▶ **WHAT IS NEEDED**
From the bug report below, write out word for word the passage between "Description Jonathan Kamens" and "be cleaned up.", inclusive.

╭─ SUPPLIED PASSAGE

Bug 56159

Summary: pam-0.75-19 leaves turds in /root when I su
Product: [Retired] Red Hat Raw Hide Reporter: Jonathan Kamens <jik>
Component: pamAssignee: Nalin Dahyabhai <nalin>
Status: CLOSED NOTABUG QA Contact: Aaron Brown <abrown>
Severity: medium Docs Contact:
Priority: medium    
Version: 1.0   
Target Milestone: ---   
Target Release: ---   
Hardware: i386   
OS: Linux   
Whiteboard:
Fixed In Version: Doc Type: Bug Fix
Doc Text:
Story Points: ---
Clone Of: Environment:
Last Closed: 2001-11-13 20:38:07 UTC Type: ---
Regression: --- Mount Type: ---
Documentation: --- CRM:
Verified Versions: Category: ---
oVirt Team: --- RHEL 7.3 requirements from Atomic Host:
Cloudforms Team: --- Target Upstream Version:
Embargoed:

Description Jonathan Kamens 2001-11-13 14:56:13 UTC
Every time I su to root after installing pam-0.75-19, a file with a random
name matching the pattern /root/.xauth* is left on my machine.  This needs
to be cleaned up.

╰─
╭─ RECORD SET

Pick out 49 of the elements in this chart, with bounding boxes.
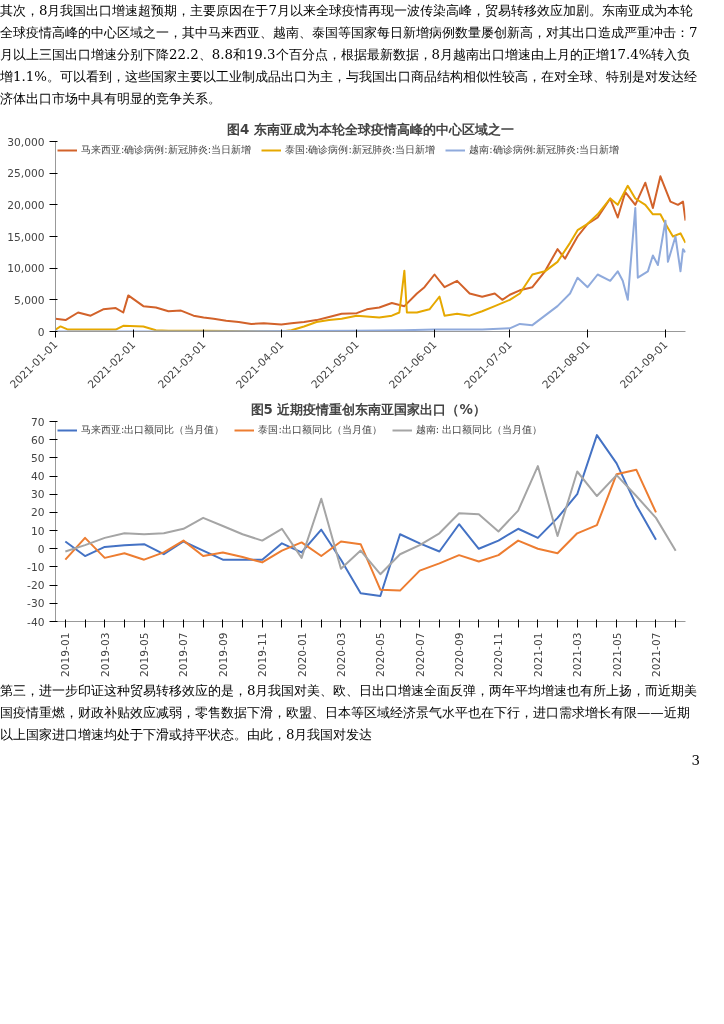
legend-label: 马来西亚:确诊病例:新冠肺炎:当日新增 — [81, 143, 252, 157]
x-tick-label: 2020-07 — [413, 632, 427, 678]
y-tick-label: 30 — [30, 488, 45, 502]
y-tick-label: 5,000 — [13, 293, 45, 307]
x-tick-label: 2021-05 — [610, 632, 624, 678]
y-tick-label: 20 — [30, 506, 45, 520]
x-tick-label: 2019-03 — [98, 632, 112, 678]
x-tick-label: 2020-11 — [492, 632, 506, 678]
y-tick-label: 10,000 — [7, 262, 45, 276]
legend-label: 马来西亚:出口额同比（当月值） — [81, 423, 225, 437]
y-tick-label: -10 — [27, 560, 45, 574]
legend-label: 泰国:确诊病例:新冠肺炎:当日新增 — [285, 143, 436, 157]
x-tick-label: 2019-09 — [216, 632, 230, 678]
y-tick-label: 40 — [30, 470, 45, 484]
line-series — [64, 434, 657, 598]
y-tick-label: 30,000 — [7, 135, 45, 149]
x-tick-label: 2020-01 — [295, 632, 309, 678]
text: 第三，进一步印证这种贸易转移效应的是，8月我国对美、欧、日出口增速全面反弹，两年平均增速也有所上扬，而近期美国疫情重燃，财政补贴效应减弱，零售数据下滑，欧盟、日本等区域经济景气水平也在下行，进口需求增长有限——近期以上国家进口增速均处于下滑或持平状态。由此，8月我国对发达 — [0, 682, 699, 744]
legend-label: 越南: 出口额同比（当月值） — [415, 423, 543, 437]
legend-label: 泰国:出口额同比（当月值） — [258, 423, 382, 437]
text: 其次，8月我国出口增速超预期，主要原因在于7月以来全球疫情再现一波传染高峰，贸易转移效应加剧。东南亚成为本轮全球疫情高峰的中心区域之一，其中马来西亚、越南、泰国等国家每日新增病例数量屡创新高，对其出口造成严重冲击：7月以上三国出口增速分别下降22.2、8.8和19.3个百分点，根据最新数据，8月越南出口增速由上月的正增17.4%转入负增1.1%。可以看到，这些国家主要以工业制成品出口为主，与我国出口商品结构相似性较高，在对全球、特别是对发达经济体出口市场中具有明显的竞争关系。 — [0, 2, 699, 108]
y-tick-label: -30 — [27, 597, 45, 611]
line-series — [64, 468, 657, 592]
y-tick-label: 60 — [30, 433, 45, 447]
x-tick-label: 2019-07 — [177, 632, 191, 678]
x-tick-label: 2019-01 — [59, 632, 73, 678]
x-tick-label: 2021-07 — [649, 632, 663, 678]
y-tick-label: 0 — [37, 542, 45, 556]
x-tick-label: 2019-05 — [138, 632, 152, 678]
y-tick-label: 50 — [30, 451, 45, 465]
x-tick-label: 2020-03 — [334, 632, 348, 678]
y-tick-label: 10 — [30, 524, 45, 538]
y-tick-label: 25,000 — [7, 167, 45, 181]
chart-title: 图4 东南亚成为本轮全球疫情高峰的中心区域之一 — [227, 121, 514, 137]
chart-title: 图5 近期疫情重创东南亚国家出口（%） — [250, 401, 486, 417]
legend-label: 越南:确诊病例:新冠肺炎:当日新增 — [469, 143, 620, 157]
x-tick-label: 2019-11 — [256, 632, 270, 678]
y-tick-label: -40 — [27, 615, 45, 629]
x-tick-label: 2020-09 — [453, 632, 467, 678]
y-tick-label: -20 — [27, 579, 45, 593]
line-series — [64, 465, 677, 576]
x-tick-label: 2021-01 — [531, 632, 545, 678]
y-tick-label: 15,000 — [7, 230, 45, 244]
y-tick-label: 70 — [30, 415, 45, 429]
y-tick-label: 0 — [37, 325, 45, 339]
x-tick-label: 2021-03 — [571, 632, 585, 678]
x-tick-label: 2020-05 — [374, 632, 388, 678]
y-tick-label: 20,000 — [7, 198, 45, 212]
text: 3 — [691, 752, 700, 770]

╰─

▶ **RESPONSE TO THIS TASK**
Description Jonathan Kamens 2001-11-13 14:56:13 UTC
Every time I su to root after installing pam-0.75-19, a file with a random
name matching the pattern /root/.xauth* is left on my machine.  This needs
to be cleaned up.